• [SUPPLIED RECORDS]
━━━━━━━━━━━━━━━━
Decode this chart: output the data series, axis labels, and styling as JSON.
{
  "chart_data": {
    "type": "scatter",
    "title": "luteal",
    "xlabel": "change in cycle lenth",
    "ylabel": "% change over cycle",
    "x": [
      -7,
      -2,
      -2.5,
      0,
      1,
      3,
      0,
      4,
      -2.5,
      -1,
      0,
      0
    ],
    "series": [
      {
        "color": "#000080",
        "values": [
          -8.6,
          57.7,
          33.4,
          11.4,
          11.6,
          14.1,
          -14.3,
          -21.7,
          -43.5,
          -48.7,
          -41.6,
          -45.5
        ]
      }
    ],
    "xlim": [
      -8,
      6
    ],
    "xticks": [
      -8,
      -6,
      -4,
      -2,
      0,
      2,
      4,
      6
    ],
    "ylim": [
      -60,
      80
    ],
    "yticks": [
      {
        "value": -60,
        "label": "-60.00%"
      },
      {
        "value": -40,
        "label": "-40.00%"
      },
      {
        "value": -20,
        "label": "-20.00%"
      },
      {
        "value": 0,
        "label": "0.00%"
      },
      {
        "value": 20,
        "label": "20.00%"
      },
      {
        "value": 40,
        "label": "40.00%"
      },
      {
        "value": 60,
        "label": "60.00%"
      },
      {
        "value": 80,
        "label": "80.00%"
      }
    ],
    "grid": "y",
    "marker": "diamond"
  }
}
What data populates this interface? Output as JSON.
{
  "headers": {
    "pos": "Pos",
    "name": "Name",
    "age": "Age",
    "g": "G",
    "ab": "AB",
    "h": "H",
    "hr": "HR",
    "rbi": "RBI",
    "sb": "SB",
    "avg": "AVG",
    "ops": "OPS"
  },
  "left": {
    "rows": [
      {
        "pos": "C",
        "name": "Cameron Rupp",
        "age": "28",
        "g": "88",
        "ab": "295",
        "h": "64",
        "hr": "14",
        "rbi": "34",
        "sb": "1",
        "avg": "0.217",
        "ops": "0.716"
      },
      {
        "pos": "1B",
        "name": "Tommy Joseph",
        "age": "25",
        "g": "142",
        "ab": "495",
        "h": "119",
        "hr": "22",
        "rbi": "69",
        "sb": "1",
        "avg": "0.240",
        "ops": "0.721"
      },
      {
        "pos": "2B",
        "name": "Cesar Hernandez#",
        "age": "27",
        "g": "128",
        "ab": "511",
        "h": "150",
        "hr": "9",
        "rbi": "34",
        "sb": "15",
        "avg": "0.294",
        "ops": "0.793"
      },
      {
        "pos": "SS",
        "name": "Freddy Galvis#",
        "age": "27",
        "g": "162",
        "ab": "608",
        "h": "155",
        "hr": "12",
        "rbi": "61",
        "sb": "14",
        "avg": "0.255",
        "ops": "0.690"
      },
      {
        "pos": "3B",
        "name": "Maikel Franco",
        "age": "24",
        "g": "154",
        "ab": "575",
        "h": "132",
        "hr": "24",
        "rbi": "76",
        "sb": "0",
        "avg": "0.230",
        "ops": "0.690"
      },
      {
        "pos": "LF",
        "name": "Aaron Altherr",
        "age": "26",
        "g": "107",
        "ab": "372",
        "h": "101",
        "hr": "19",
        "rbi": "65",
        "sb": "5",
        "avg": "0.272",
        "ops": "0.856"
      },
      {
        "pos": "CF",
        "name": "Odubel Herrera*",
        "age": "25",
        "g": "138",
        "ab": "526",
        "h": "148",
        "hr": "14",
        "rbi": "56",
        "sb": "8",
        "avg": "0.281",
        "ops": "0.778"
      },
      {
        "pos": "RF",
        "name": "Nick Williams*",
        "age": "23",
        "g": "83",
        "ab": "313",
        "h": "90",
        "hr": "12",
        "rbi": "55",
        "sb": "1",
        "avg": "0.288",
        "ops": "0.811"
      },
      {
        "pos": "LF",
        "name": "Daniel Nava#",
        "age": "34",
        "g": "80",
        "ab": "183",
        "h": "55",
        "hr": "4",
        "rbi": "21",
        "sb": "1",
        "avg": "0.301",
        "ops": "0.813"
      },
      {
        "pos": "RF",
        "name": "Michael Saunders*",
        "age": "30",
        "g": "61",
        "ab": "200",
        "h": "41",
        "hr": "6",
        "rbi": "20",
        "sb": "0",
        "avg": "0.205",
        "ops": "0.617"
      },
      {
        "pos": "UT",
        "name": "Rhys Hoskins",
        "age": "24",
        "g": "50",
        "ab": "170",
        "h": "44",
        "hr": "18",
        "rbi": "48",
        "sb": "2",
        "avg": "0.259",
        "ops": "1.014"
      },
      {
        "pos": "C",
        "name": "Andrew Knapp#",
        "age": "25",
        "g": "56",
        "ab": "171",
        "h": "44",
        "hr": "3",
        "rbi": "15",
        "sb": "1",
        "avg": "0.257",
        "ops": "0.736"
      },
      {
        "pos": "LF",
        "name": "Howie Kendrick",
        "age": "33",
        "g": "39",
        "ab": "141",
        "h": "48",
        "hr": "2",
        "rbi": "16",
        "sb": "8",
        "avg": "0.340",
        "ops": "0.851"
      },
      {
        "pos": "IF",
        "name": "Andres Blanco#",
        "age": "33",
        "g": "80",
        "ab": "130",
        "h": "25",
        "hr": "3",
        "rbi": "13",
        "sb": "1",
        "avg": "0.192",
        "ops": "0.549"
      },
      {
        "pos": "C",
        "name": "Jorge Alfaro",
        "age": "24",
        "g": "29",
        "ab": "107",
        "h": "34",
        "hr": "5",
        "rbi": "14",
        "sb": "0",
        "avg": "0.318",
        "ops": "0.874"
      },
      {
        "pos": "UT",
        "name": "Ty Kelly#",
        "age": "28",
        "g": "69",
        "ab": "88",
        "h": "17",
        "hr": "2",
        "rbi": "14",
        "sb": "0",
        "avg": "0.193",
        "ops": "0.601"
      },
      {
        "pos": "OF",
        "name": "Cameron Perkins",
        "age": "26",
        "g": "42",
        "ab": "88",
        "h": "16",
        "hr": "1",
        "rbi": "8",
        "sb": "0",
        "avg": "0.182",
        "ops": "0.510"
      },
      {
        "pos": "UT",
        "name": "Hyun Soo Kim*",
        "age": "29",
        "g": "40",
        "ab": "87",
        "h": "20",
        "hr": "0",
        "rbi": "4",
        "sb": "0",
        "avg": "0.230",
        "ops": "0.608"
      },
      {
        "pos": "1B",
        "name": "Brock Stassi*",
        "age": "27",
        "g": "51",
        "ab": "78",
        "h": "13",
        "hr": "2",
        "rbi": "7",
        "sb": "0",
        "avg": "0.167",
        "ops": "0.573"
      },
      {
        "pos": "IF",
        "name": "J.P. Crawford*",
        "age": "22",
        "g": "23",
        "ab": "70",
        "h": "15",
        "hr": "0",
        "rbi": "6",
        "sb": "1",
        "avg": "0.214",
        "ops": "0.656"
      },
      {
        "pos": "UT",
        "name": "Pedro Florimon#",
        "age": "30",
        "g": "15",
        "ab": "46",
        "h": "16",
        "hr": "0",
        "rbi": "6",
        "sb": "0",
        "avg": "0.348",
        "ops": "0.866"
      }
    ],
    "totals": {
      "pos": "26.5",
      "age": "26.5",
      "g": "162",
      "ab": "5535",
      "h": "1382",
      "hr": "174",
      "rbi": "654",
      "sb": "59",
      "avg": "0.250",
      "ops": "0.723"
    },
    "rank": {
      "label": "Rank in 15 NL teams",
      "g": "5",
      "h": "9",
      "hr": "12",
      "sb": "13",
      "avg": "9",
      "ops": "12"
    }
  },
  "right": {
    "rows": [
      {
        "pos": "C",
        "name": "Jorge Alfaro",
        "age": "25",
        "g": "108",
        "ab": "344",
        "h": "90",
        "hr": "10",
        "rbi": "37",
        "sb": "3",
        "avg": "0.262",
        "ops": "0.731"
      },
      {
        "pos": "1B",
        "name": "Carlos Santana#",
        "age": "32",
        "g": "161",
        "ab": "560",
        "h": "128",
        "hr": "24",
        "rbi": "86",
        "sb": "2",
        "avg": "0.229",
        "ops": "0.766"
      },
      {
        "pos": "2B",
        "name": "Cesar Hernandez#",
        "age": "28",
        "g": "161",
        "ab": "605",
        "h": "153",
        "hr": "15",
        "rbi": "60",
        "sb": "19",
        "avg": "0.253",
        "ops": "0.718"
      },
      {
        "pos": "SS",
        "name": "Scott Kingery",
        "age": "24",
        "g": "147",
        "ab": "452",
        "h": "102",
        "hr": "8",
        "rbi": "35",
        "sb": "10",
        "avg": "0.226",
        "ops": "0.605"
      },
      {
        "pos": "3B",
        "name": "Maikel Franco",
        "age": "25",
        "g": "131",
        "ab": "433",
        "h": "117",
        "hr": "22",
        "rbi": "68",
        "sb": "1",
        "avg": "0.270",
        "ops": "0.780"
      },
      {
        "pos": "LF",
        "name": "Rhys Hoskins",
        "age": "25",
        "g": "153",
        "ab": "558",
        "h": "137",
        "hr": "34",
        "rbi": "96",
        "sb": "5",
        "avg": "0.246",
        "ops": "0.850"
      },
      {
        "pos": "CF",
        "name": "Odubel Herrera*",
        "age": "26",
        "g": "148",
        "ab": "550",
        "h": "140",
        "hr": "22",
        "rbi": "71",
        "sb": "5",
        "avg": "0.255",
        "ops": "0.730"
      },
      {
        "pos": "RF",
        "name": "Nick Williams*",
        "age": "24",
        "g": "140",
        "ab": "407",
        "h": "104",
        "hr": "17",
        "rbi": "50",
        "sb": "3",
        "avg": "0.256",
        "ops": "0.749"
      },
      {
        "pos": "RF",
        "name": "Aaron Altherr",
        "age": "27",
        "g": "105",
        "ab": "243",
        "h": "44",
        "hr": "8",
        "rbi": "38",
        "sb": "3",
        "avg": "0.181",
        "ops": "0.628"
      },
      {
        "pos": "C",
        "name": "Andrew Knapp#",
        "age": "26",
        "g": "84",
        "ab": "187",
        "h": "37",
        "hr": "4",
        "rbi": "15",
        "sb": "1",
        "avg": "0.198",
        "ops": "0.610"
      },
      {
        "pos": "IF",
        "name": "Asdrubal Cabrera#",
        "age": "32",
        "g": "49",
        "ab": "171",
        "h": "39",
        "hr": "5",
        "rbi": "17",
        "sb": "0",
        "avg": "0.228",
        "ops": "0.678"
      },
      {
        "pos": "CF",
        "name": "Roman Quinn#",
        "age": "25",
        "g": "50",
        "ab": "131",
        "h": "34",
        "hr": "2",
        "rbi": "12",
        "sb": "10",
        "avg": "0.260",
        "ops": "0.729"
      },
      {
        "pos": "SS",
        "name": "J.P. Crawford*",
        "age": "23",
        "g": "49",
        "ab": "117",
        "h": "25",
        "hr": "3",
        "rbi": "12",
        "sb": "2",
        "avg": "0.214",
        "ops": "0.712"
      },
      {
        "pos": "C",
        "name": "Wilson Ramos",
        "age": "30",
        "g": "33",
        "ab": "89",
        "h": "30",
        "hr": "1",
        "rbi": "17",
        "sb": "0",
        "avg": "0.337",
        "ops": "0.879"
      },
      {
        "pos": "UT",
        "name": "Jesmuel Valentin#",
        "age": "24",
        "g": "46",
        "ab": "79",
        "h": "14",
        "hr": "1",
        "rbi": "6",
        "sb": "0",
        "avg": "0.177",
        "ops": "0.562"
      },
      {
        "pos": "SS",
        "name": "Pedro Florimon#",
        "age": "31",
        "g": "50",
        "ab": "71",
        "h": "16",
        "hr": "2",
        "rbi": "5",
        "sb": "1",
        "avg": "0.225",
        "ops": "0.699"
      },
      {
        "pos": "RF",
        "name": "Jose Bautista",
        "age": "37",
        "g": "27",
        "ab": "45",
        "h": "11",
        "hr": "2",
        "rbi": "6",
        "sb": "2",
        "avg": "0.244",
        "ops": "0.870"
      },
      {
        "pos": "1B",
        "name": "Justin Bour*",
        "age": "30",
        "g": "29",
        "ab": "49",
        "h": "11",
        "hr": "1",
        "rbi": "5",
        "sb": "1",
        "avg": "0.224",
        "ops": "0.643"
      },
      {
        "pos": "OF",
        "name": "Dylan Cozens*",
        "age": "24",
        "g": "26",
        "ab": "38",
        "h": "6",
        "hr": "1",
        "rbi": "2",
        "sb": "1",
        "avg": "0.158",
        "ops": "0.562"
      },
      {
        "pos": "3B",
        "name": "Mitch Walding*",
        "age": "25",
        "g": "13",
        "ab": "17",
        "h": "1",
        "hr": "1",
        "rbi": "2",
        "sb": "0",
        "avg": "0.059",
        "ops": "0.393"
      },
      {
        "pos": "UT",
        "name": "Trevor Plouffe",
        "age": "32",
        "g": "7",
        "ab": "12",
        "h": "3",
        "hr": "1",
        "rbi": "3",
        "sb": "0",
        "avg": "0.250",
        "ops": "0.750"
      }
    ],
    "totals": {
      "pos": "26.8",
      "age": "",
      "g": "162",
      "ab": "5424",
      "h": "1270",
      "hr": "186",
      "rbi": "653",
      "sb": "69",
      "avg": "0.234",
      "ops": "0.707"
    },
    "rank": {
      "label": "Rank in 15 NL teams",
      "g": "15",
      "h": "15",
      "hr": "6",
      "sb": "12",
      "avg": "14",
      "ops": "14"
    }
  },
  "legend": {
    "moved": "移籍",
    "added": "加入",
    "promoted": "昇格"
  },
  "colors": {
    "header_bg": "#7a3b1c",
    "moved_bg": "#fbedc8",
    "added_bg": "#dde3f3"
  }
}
━━━━━━━━━━━━━━━━
• [WRITTEN INSTRUCTION]
Copy out every line in the entries above that holds "change".

• [RESULT FOR THIS EXERCISE]
    "xlabel": "change in cycle lenth",
    "ylabel": "% change over cycle",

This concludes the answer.